| EXERCISE PROMPT |
Copy out the listing that follows exactly, dropping every picture.

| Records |
----
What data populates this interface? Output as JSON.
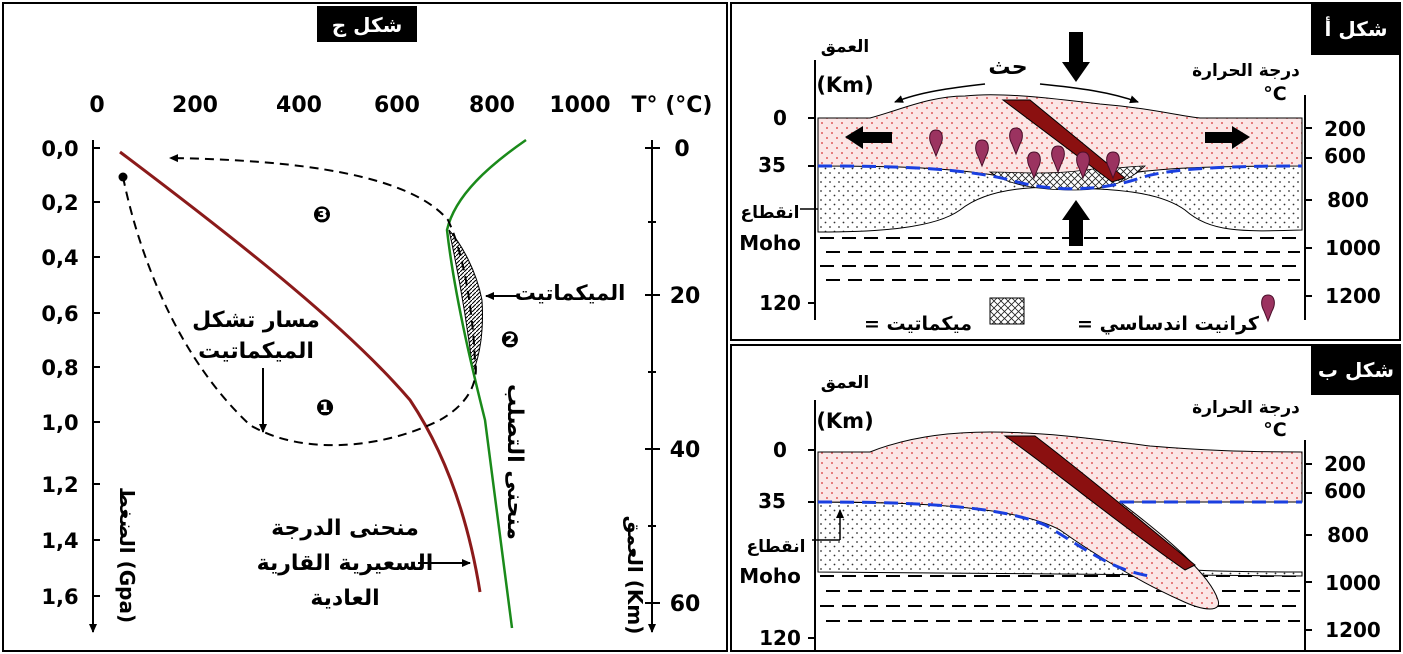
{
  "figure_c": {
    "title": "شكل ج",
    "temp_axis_label": "T° (°C)",
    "temp_ticks": [
      "0",
      "200",
      "400",
      "600",
      "800",
      "1000"
    ],
    "pressure_ticks": [
      "0,0",
      "0,2",
      "0,4",
      "0,6",
      "0,8",
      "1,0",
      "1,2",
      "1,4",
      "1,6"
    ],
    "pressure_label": "الضغط (Gpa)",
    "depth_ticks": [
      "0",
      "20",
      "40",
      "60"
    ],
    "depth_label": "العمق (Km)",
    "migmatite_label": "الميكماتيت",
    "path_label_line1": "مسار تشكل",
    "path_label_line2": "الميكماتيت",
    "solidus_label": "منحنى التصلب",
    "geotherm_label_line1": "منحنى الدرجة",
    "geotherm_label_line2": "السعيرية القارية",
    "geotherm_label_line3": "العادية",
    "markers": [
      "❶",
      "❷",
      "❸"
    ]
  },
  "figure_a": {
    "title": "شكل أ",
    "depth_label_line1": "العمق",
    "depth_label_line2": "(Km)",
    "temp_label_line1": "درجة الحرارة",
    "temp_label_line2": "°C",
    "erosion_label": "حث",
    "depth_ticks": [
      "0",
      "35",
      "120"
    ],
    "temp_ticks": [
      "200",
      "600",
      "800",
      "1000",
      "1200"
    ],
    "moho_line1": "انقطاع",
    "moho_line2": "Moho",
    "legend_granite": "= كرانيت اندساسي",
    "legend_migmatite": "= ميكماتيت"
  },
  "figure_b": {
    "title": "شكل ب",
    "depth_label_line1": "العمق",
    "depth_label_line2": "(Km)",
    "temp_label_line1": "درجة الحرارة",
    "temp_label_line2": "°C",
    "depth_ticks": [
      "0",
      "35",
      "120"
    ],
    "temp_ticks": [
      "200",
      "600",
      "800",
      "1000",
      "1200"
    ],
    "moho_line1": "انقطاع",
    "moho_line2": "Moho"
  },
  "colors": {
    "geotherm": "#8b1a1a",
    "solidus": "#1a8a1a",
    "moho_dash": "#1a3fe0",
    "crust_fill": "#fbe6e6",
    "crust_dots": "#e05a5a",
    "granite": "#9b3360",
    "thrust_sheet": "#8b1010"
  }
}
----
| ANSWER FOR THE TASK |
What data populates this interface? Output as JSON.
{
  "figure_c": {
    "title": "شكل ج",
    "temp_axis_label": "T° (°C)",
    "temp_ticks": [
      "0",
      "200",
      "400",
      "600",
      "800",
      "1000"
    ],
    "pressure_ticks": [
      "0,0",
      "0,2",
      "0,4",
      "0,6",
      "0,8",
      "1,0",
      "1,2",
      "1,4",
      "1,6"
    ],
    "pressure_label": "الضغط (Gpa)",
    "depth_ticks": [
      "0",
      "20",
      "40",
      "60"
    ],
    "depth_label": "العمق (Km)",
    "migmatite_label": "الميكماتيت",
    "path_label_line1": "مسار تشكل",
    "path_label_line2": "الميكماتيت",
    "solidus_label": "منحنى التصلب",
    "geotherm_label_line1": "منحنى الدرجة",
    "geotherm_label_line2": "السعيرية القارية",
    "geotherm_label_line3": "العادية",
    "markers": [
      "❶",
      "❷",
      "❸"
    ]
  },
  "figure_a": {
    "title": "شكل أ",
    "depth_label_line1": "العمق",
    "depth_label_line2": "(Km)",
    "temp_label_line1": "درجة الحرارة",
    "temp_label_line2": "°C",
    "erosion_label": "حث",
    "depth_ticks": [
      "0",
      "35",
      "120"
    ],
    "temp_ticks": [
      "200",
      "600",
      "800",
      "1000",
      "1200"
    ],
    "moho_line1": "انقطاع",
    "moho_line2": "Moho",
    "legend_granite": "= كرانيت اندساسي",
    "legend_migmatite": "= ميكماتيت"
  },
  "figure_b": {
    "title": "شكل ب",
    "depth_label_line1": "العمق",
    "depth_label_line2": "(Km)",
    "temp_label_line1": "درجة الحرارة",
    "temp_label_line2": "°C",
    "depth_ticks": [
      "0",
      "35",
      "120"
    ],
    "temp_ticks": [
      "200",
      "600",
      "800",
      "1000",
      "1200"
    ],
    "moho_line1": "انقطاع",
    "moho_line2": "Moho"
  },
  "colors": {
    "geotherm": "#8b1a1a",
    "solidus": "#1a8a1a",
    "moho_dash": "#1a3fe0",
    "crust_fill": "#fbe6e6",
    "crust_dots": "#e05a5a",
    "granite": "#9b3360",
    "thrust_sheet": "#8b1010"
  }
}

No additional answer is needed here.